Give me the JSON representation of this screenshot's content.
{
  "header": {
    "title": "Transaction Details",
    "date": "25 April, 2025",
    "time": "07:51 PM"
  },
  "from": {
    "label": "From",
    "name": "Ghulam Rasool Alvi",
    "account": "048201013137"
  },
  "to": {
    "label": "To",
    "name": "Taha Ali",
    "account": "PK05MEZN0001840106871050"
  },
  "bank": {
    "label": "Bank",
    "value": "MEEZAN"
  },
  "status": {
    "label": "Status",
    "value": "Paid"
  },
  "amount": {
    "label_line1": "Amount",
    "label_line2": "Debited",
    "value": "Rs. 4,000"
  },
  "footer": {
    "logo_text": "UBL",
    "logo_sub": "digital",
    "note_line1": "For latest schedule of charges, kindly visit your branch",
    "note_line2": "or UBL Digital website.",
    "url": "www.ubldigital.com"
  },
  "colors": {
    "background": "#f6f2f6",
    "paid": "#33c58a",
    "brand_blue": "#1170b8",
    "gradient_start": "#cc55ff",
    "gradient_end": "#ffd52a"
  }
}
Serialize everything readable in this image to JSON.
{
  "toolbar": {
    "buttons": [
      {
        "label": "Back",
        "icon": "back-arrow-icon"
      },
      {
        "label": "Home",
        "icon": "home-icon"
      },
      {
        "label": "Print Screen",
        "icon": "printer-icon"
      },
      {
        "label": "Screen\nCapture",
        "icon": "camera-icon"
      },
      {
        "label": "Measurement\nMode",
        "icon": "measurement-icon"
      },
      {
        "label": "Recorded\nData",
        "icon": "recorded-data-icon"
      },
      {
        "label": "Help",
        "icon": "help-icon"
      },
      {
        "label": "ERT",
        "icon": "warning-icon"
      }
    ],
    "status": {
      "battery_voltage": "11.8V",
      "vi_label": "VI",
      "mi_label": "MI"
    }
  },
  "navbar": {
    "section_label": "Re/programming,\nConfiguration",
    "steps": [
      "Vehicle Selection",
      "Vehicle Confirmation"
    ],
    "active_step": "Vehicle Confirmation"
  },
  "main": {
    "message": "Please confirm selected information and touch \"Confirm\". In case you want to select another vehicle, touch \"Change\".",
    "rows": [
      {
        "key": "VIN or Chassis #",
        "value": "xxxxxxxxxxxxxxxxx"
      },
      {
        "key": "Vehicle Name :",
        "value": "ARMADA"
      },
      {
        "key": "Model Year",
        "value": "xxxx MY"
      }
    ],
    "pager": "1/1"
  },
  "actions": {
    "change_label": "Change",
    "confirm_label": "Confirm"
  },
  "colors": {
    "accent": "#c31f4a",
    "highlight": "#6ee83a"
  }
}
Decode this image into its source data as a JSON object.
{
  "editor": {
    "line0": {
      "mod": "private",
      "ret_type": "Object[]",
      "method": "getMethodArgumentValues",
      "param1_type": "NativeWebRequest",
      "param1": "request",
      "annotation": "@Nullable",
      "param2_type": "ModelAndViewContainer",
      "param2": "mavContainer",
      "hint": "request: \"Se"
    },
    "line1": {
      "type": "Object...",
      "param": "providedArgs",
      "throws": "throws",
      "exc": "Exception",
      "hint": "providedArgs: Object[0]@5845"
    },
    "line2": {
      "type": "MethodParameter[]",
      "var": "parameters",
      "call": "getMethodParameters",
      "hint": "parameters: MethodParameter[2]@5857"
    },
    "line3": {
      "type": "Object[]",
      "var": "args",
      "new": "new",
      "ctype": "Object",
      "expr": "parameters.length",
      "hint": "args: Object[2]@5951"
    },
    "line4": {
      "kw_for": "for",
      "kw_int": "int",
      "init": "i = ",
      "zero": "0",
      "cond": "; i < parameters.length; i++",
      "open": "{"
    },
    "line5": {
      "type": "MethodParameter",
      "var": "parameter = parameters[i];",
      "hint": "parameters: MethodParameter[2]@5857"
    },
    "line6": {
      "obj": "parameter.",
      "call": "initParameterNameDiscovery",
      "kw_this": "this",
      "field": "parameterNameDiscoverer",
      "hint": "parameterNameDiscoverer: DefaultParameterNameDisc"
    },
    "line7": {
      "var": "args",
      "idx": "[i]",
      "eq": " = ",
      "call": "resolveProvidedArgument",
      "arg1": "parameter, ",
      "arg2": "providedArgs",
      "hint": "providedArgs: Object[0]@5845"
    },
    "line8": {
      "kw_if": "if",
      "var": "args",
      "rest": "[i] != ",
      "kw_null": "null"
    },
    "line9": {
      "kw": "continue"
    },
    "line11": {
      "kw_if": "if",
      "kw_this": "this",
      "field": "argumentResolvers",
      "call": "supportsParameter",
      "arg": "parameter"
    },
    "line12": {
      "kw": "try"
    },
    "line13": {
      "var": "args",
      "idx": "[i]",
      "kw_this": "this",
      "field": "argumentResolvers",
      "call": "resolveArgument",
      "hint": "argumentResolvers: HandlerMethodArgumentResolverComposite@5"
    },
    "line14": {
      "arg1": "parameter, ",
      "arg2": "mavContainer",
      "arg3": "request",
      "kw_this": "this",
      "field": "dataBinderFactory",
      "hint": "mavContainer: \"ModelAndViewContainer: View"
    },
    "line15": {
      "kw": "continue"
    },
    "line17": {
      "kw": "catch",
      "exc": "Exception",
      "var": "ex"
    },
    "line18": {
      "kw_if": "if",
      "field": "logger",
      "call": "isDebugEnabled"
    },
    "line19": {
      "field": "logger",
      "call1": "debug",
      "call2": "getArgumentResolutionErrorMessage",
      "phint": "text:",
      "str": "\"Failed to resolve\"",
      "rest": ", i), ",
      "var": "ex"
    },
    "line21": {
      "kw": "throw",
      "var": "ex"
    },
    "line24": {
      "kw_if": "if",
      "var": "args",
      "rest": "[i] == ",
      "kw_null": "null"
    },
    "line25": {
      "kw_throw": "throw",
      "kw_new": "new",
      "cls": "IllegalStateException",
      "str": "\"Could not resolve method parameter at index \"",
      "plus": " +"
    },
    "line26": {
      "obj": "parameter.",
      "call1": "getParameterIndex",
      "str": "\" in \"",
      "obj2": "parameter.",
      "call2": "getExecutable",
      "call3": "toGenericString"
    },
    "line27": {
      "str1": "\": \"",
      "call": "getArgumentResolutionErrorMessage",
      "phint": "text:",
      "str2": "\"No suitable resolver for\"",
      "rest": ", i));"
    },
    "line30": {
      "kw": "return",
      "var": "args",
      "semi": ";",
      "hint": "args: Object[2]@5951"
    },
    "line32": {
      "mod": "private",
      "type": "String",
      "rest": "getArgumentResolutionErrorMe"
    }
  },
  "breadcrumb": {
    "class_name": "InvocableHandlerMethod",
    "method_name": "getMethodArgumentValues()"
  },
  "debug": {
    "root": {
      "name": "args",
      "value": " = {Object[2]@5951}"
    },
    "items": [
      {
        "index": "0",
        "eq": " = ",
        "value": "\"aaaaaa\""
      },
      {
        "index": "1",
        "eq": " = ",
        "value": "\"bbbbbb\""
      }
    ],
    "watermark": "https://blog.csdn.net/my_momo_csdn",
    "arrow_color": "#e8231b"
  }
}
○ ○ ○ ○ ○
Read through the entries and copy each line in which "getArgumentResolutionErrorMessage" appears.

# Completed task:
      "call2": "getArgumentResolutionErrorMessage",
      "call": "getArgumentResolutionErrorMessage",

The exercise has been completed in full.